LA TAREA » Di si cada afirmación concuerda con el texto, respondiendo sí o no y citando literalmente las palabras del texto que lo deciden: (a) quien narra estuvo afiliado al PSOE; (b) quien narra cobraba por hacer pasar gente por la frontera; (c) el dueño de la fábrica de armas era nacionalista.

TEXTO »
···

Nunca he estado afiliado a ningún partido pero, como solía andar con Carlos Inchausti, que había sido teniente de alcalde de Ormaiztegi con el PSOE, pues me adjudicaban esa ideología. Tras la desmovilización, estaba hospedado en el Hotel Sudamericano, cerca de la estación de Hendaya. El dueño era un indiano de estos que había hecho mucho dinero. Enfermó y necesitaba transfusiones de sangre y como yo le di toda la que pude, me tenían cuidado como un Dios. Comencé a trabajar en la fábrica de armas. El dueño se llamaba Uría, era nacionalista, como en general la parte rica de la región. Yo era muy amigo de sus hijos y tenía la posibilidad de faltar algunos días al trabajo, me daba esa libertad.
Como en Irún escaseaba de todo, la familia carecía de lo más elemental, pasé una noche con pan blanco y las cosas que se echaban en falta y una radio que les cogí a los alemanes en la batalla de la Pointe-de-Grave. Y después, conocedor de la frontera y buen nadador, pasaba cuando quería. Entonces me dijeron del Gobierno vasco que hiciese funciones de paso de fronteras. Yo les respondí que sí y que no quería cobrar. No cobraba un céntimo, por amor al arte, a diferencia de los contrabandistas que, además, en algún caso mataron al que pasaban. En esta zona de Irún-Hendaya, pasadores que lo hiciesen sin ningún interés económico, había muy pocos. Casi todos eran contrabandistas. Yo había ido a la guerra con una rabia increíble para acabar con las dictaduras. Estábamos impacientes esperando el momento en que Franco se fuese. Nuestra aspiración era volver con la cabeza muy alta, como nos habían dicho los americanos en Rothschild, como los defensores del orden público de Euskadi. Y los americanos nos paraban, haciéndonos ver que si actuábamos habría represalias, víctimas...

···

DATOS »

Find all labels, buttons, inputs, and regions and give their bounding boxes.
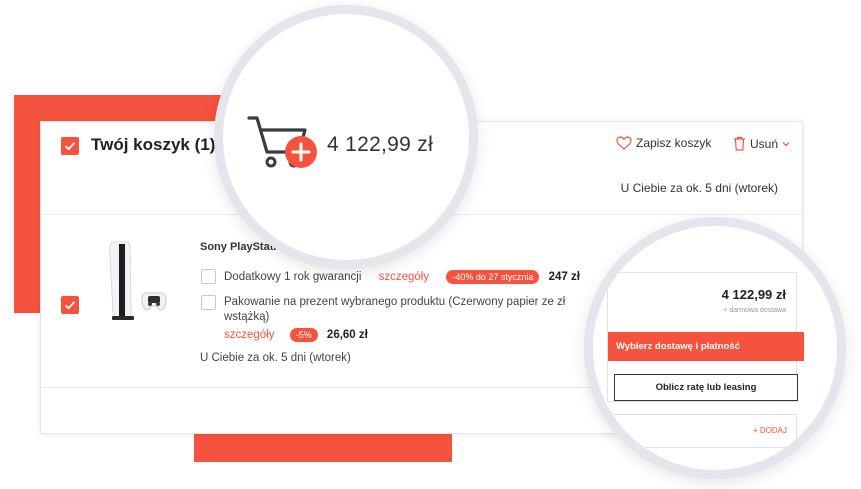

···

RESULTADO »
(a) No: «Nunca he estado afiliado a ningún partido».
(b) No: «No cobraba un céntimo, por amor al arte».
(c) Sí: «El dueño se llamaba Uría, era nacionalista».